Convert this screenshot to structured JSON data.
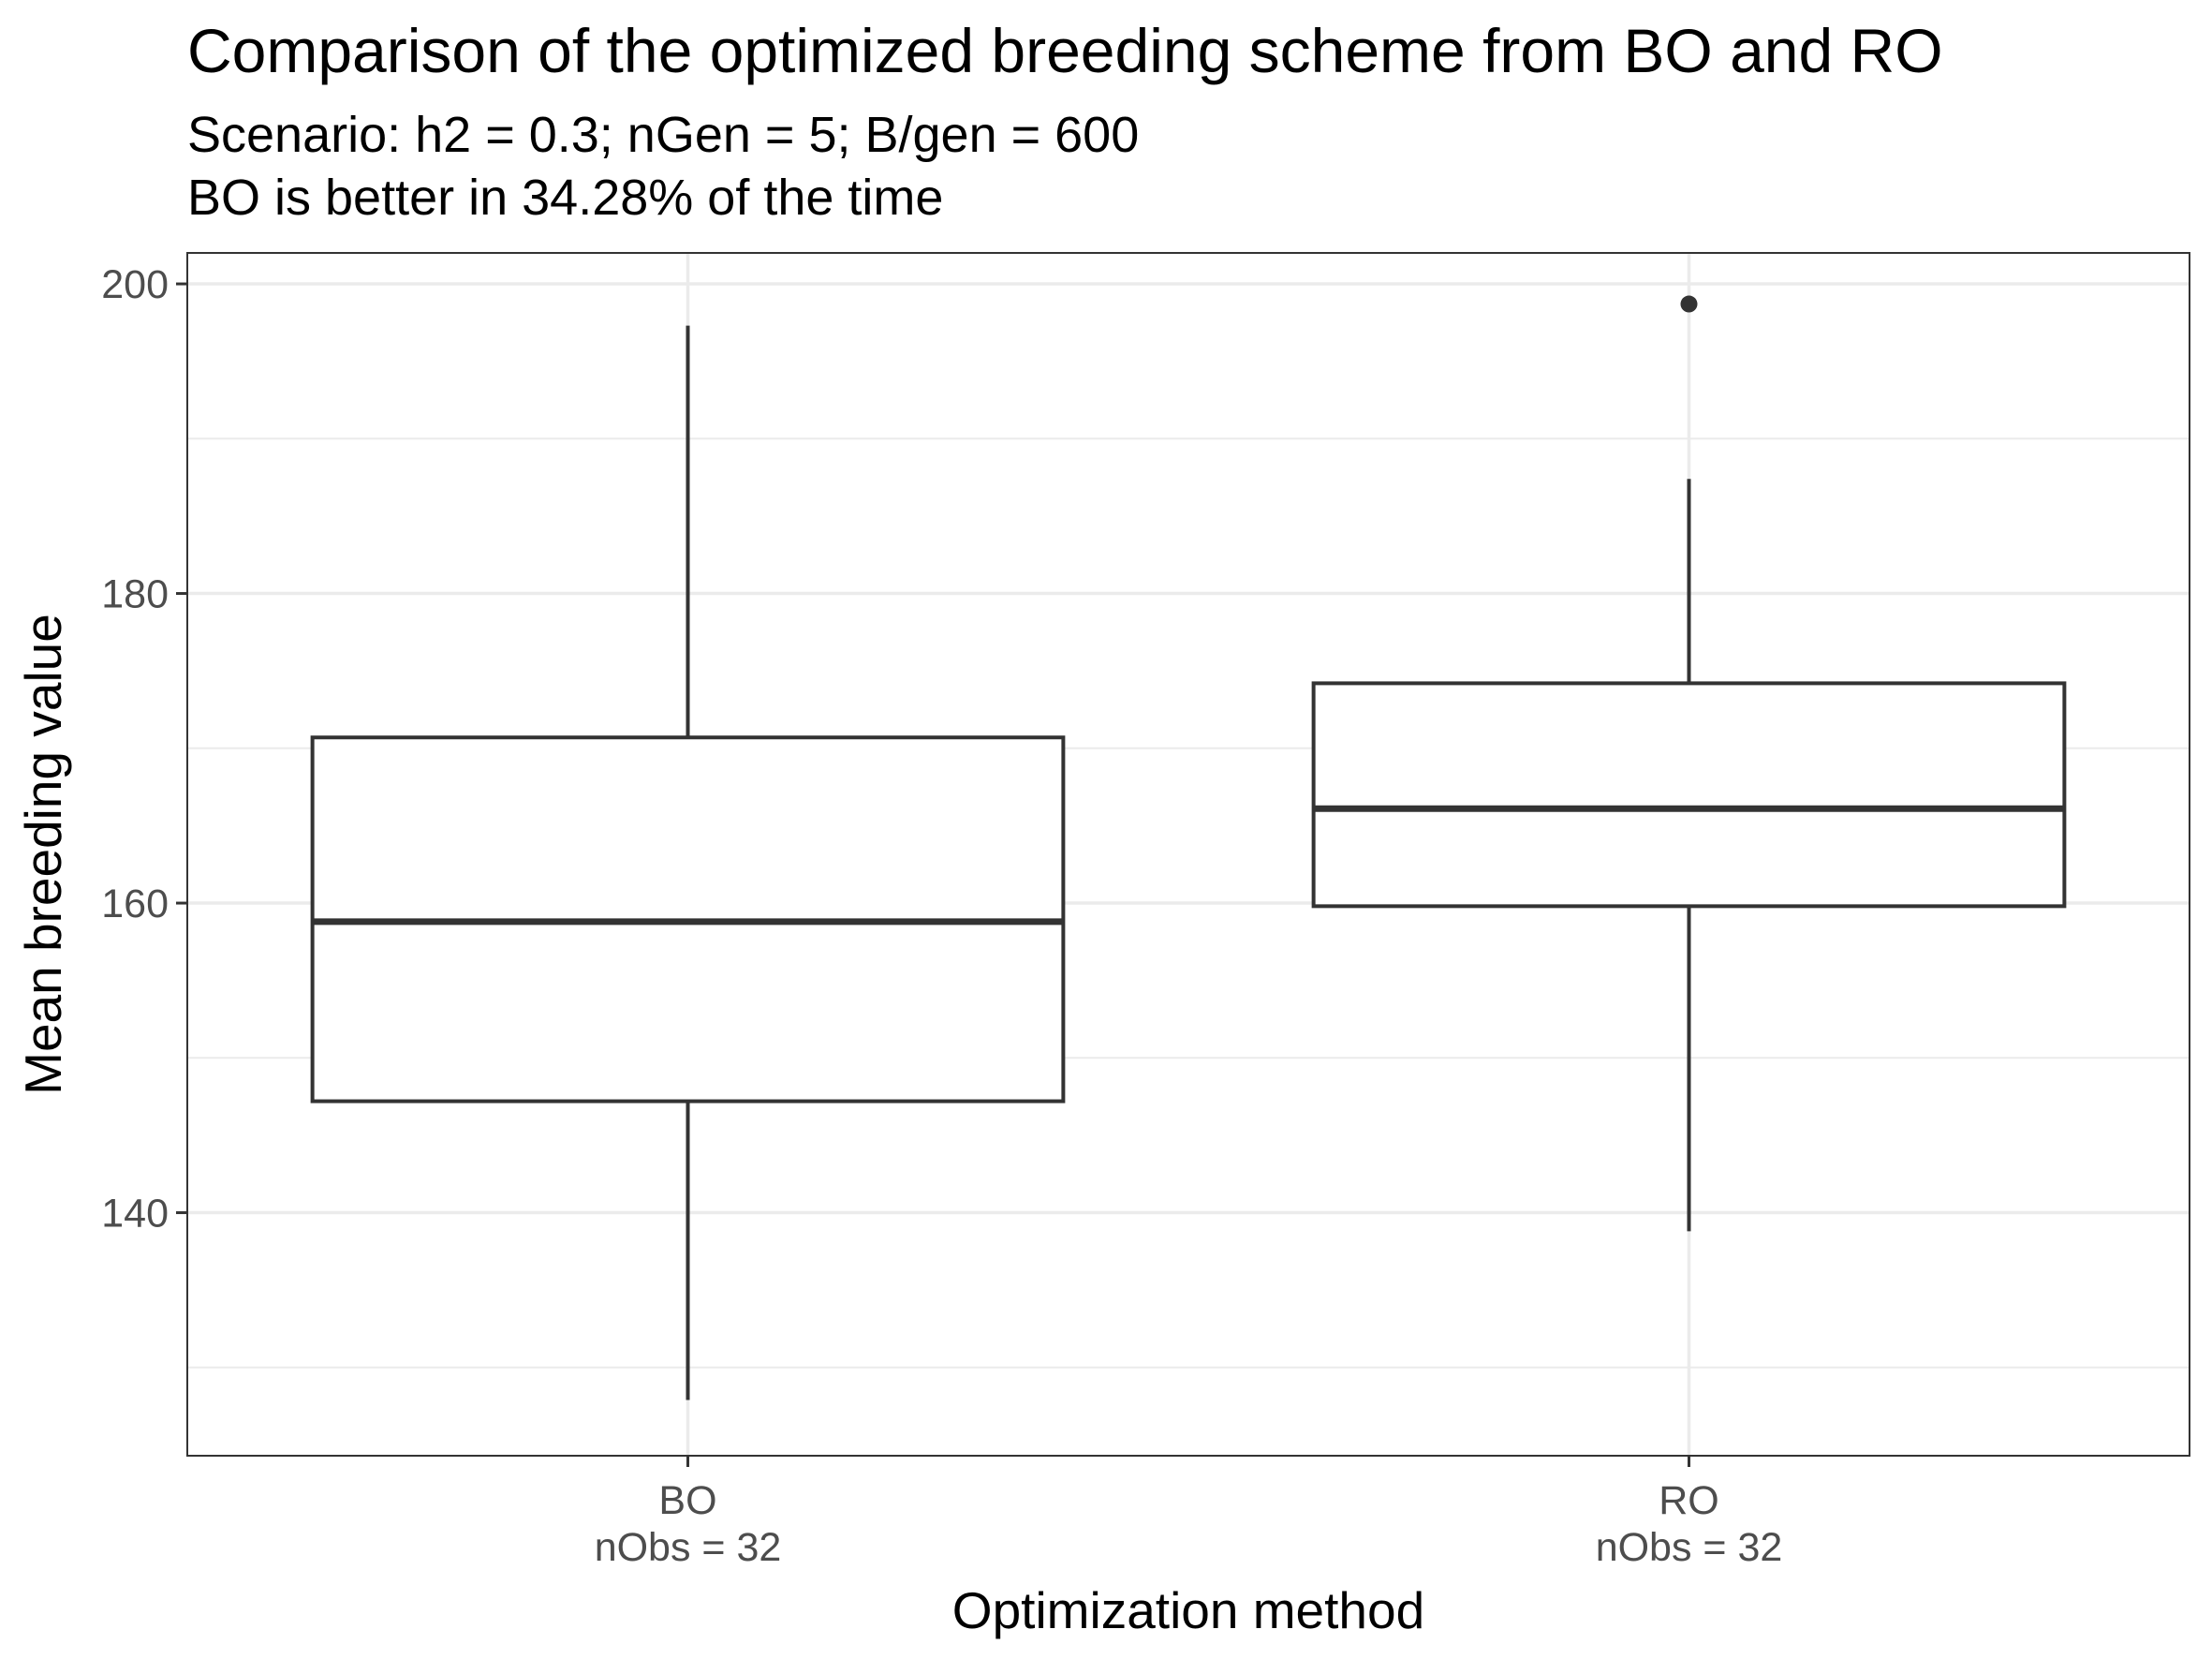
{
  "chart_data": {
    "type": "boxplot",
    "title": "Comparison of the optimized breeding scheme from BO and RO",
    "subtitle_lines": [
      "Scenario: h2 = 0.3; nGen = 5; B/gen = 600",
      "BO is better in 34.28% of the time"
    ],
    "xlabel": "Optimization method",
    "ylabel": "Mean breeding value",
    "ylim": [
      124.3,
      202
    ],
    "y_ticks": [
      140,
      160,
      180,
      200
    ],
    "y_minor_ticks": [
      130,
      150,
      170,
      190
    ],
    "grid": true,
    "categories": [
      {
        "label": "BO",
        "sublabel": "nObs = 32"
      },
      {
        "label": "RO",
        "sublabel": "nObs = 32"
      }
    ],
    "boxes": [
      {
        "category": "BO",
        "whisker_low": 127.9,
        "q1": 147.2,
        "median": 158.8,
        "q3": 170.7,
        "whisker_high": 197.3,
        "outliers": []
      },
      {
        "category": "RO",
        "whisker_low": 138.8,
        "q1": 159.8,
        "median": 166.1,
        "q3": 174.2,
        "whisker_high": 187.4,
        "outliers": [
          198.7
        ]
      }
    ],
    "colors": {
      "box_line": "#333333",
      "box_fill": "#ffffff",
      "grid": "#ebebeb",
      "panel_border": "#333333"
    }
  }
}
---------------
--- Exercise goal ---
Quote the data exactly, leaving every image out of the copy.

--- Written response ---
Convert this screenshot to structured JSON data.
{
  "chart_data": {
    "type": "boxplot",
    "title": "Comparison of the optimized breeding scheme from BO and RO",
    "subtitle_lines": [
      "Scenario: h2 = 0.3; nGen = 5; B/gen = 600",
      "BO is better in 34.28% of the time"
    ],
    "xlabel": "Optimization method",
    "ylabel": "Mean breeding value",
    "ylim": [
      124.3,
      202
    ],
    "y_ticks": [
      140,
      160,
      180,
      200
    ],
    "y_minor_ticks": [
      130,
      150,
      170,
      190
    ],
    "grid": true,
    "categories": [
      {
        "label": "BO",
        "sublabel": "nObs = 32"
      },
      {
        "label": "RO",
        "sublabel": "nObs = 32"
      }
    ],
    "boxes": [
      {
        "category": "BO",
        "whisker_low": 127.9,
        "q1": 147.2,
        "median": 158.8,
        "q3": 170.7,
        "whisker_high": 197.3,
        "outliers": []
      },
      {
        "category": "RO",
        "whisker_low": 138.8,
        "q1": 159.8,
        "median": 166.1,
        "q3": 174.2,
        "whisker_high": 187.4,
        "outliers": [
          198.7
        ]
      }
    ],
    "colors": {
      "box_line": "#333333",
      "box_fill": "#ffffff",
      "grid": "#ebebeb",
      "panel_border": "#333333"
    }
  }
}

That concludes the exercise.